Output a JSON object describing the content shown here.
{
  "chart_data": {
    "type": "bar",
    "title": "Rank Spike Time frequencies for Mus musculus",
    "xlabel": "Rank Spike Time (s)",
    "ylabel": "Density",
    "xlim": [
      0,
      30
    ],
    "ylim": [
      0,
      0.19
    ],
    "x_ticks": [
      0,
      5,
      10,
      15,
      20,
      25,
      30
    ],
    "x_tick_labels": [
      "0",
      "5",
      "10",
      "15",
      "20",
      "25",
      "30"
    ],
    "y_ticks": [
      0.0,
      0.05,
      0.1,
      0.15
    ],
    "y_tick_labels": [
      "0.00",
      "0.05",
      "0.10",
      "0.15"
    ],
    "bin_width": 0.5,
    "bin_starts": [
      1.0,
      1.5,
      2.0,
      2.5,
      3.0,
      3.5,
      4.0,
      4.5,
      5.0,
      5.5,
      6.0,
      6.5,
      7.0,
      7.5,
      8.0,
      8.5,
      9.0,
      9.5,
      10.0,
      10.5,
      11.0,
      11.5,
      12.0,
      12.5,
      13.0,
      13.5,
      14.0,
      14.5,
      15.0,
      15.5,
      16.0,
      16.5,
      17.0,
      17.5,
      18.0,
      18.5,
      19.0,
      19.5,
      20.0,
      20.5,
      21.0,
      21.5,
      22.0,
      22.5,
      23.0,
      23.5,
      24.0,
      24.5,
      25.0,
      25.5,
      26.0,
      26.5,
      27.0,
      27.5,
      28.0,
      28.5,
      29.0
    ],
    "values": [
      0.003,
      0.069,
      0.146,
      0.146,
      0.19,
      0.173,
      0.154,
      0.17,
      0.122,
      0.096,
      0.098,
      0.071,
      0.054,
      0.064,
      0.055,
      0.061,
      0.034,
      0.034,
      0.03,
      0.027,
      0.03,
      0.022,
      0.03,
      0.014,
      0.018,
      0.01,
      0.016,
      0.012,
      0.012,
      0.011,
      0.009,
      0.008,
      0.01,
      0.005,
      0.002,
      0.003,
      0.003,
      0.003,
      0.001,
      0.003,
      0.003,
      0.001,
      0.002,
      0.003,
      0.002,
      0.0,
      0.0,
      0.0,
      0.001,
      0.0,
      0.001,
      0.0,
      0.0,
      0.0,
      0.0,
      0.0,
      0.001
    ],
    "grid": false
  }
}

Given instruction.
Above are some records. Print them all exactly.

Exercise output.
Output a JSON object describing the content shown here.
{
  "chart_data": {
    "type": "bar",
    "title": "Rank Spike Time frequencies for Mus musculus",
    "xlabel": "Rank Spike Time (s)",
    "ylabel": "Density",
    "xlim": [
      0,
      30
    ],
    "ylim": [
      0,
      0.19
    ],
    "x_ticks": [
      0,
      5,
      10,
      15,
      20,
      25,
      30
    ],
    "x_tick_labels": [
      "0",
      "5",
      "10",
      "15",
      "20",
      "25",
      "30"
    ],
    "y_ticks": [
      0.0,
      0.05,
      0.1,
      0.15
    ],
    "y_tick_labels": [
      "0.00",
      "0.05",
      "0.10",
      "0.15"
    ],
    "bin_width": 0.5,
    "bin_starts": [
      1.0,
      1.5,
      2.0,
      2.5,
      3.0,
      3.5,
      4.0,
      4.5,
      5.0,
      5.5,
      6.0,
      6.5,
      7.0,
      7.5,
      8.0,
      8.5,
      9.0,
      9.5,
      10.0,
      10.5,
      11.0,
      11.5,
      12.0,
      12.5,
      13.0,
      13.5,
      14.0,
      14.5,
      15.0,
      15.5,
      16.0,
      16.5,
      17.0,
      17.5,
      18.0,
      18.5,
      19.0,
      19.5,
      20.0,
      20.5,
      21.0,
      21.5,
      22.0,
      22.5,
      23.0,
      23.5,
      24.0,
      24.5,
      25.0,
      25.5,
      26.0,
      26.5,
      27.0,
      27.5,
      28.0,
      28.5,
      29.0
    ],
    "values": [
      0.003,
      0.069,
      0.146,
      0.146,
      0.19,
      0.173,
      0.154,
      0.17,
      0.122,
      0.096,
      0.098,
      0.071,
      0.054,
      0.064,
      0.055,
      0.061,
      0.034,
      0.034,
      0.03,
      0.027,
      0.03,
      0.022,
      0.03,
      0.014,
      0.018,
      0.01,
      0.016,
      0.012,
      0.012,
      0.011,
      0.009,
      0.008,
      0.01,
      0.005,
      0.002,
      0.003,
      0.003,
      0.003,
      0.001,
      0.003,
      0.003,
      0.001,
      0.002,
      0.003,
      0.002,
      0.0,
      0.0,
      0.0,
      0.001,
      0.0,
      0.001,
      0.0,
      0.0,
      0.0,
      0.0,
      0.0,
      0.001
    ],
    "grid": false
  }
}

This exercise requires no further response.